Material provided —
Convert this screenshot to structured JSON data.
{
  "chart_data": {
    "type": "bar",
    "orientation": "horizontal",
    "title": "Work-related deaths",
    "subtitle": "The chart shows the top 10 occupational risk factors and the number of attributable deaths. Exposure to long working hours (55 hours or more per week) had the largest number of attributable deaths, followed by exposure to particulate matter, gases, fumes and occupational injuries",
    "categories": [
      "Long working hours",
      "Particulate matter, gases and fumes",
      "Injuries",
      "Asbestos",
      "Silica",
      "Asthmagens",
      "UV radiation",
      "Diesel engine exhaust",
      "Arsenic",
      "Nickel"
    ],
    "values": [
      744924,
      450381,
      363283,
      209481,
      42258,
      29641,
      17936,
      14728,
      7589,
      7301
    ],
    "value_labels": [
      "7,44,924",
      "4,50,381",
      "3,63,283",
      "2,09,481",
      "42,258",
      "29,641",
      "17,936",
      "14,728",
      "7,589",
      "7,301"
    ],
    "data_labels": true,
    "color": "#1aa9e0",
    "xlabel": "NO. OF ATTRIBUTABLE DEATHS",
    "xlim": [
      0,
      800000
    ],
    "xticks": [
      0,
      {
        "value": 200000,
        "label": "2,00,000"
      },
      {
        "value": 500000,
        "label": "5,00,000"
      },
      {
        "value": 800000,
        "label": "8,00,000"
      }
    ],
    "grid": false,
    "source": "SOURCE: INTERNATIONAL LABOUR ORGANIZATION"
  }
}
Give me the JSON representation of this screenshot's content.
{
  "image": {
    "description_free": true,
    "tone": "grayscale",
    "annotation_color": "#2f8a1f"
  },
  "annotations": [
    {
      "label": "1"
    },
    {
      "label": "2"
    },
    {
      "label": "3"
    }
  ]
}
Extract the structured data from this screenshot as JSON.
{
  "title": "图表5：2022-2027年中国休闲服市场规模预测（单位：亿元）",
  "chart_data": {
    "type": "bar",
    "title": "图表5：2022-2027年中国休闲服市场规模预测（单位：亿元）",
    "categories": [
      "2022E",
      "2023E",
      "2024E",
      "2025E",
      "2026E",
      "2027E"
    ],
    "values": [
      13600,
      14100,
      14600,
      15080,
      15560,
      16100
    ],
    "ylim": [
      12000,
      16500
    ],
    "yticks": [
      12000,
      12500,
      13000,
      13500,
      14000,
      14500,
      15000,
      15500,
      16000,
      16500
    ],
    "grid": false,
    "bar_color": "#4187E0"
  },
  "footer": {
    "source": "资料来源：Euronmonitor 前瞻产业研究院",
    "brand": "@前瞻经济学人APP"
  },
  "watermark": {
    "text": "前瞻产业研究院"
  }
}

Stated task —
Output each record exactly, leaving nothing out.

Expected output —
Convert this screenshot to structured JSON data.
{
  "chart_data": {
    "type": "bar",
    "orientation": "horizontal",
    "title": "Work-related deaths",
    "subtitle": "The chart shows the top 10 occupational risk factors and the number of attributable deaths. Exposure to long working hours (55 hours or more per week) had the largest number of attributable deaths, followed by exposure to particulate matter, gases, fumes and occupational injuries",
    "categories": [
      "Long working hours",
      "Particulate matter, gases and fumes",
      "Injuries",
      "Asbestos",
      "Silica",
      "Asthmagens",
      "UV radiation",
      "Diesel engine exhaust",
      "Arsenic",
      "Nickel"
    ],
    "values": [
      744924,
      450381,
      363283,
      209481,
      42258,
      29641,
      17936,
      14728,
      7589,
      7301
    ],
    "value_labels": [
      "7,44,924",
      "4,50,381",
      "3,63,283",
      "2,09,481",
      "42,258",
      "29,641",
      "17,936",
      "14,728",
      "7,589",
      "7,301"
    ],
    "data_labels": true,
    "color": "#1aa9e0",
    "xlabel": "NO. OF ATTRIBUTABLE DEATHS",
    "xlim": [
      0,
      800000
    ],
    "xticks": [
      0,
      {
        "value": 200000,
        "label": "2,00,000"
      },
      {
        "value": 500000,
        "label": "5,00,000"
      },
      {
        "value": 800000,
        "label": "8,00,000"
      }
    ],
    "grid": false,
    "source": "SOURCE: INTERNATIONAL LABOUR ORGANIZATION"
  }
}
Give me the JSON representation of this screenshot's content.
{
  "image": {
    "description_free": true,
    "tone": "grayscale",
    "annotation_color": "#2f8a1f"
  },
  "annotations": [
    {
      "label": "1"
    },
    {
      "label": "2"
    },
    {
      "label": "3"
    }
  ]
}
Extract the structured data from this screenshot as JSON.
{
  "title": "图表5：2022-2027年中国休闲服市场规模预测（单位：亿元）",
  "chart_data": {
    "type": "bar",
    "title": "图表5：2022-2027年中国休闲服市场规模预测（单位：亿元）",
    "categories": [
      "2022E",
      "2023E",
      "2024E",
      "2025E",
      "2026E",
      "2027E"
    ],
    "values": [
      13600,
      14100,
      14600,
      15080,
      15560,
      16100
    ],
    "ylim": [
      12000,
      16500
    ],
    "yticks": [
      12000,
      12500,
      13000,
      13500,
      14000,
      14500,
      15000,
      15500,
      16000,
      16500
    ],
    "grid": false,
    "bar_color": "#4187E0"
  },
  "footer": {
    "source": "资料来源：Euronmonitor 前瞻产业研究院",
    "brand": "@前瞻经济学人APP"
  },
  "watermark": {
    "text": "前瞻产业研究院"
  }
}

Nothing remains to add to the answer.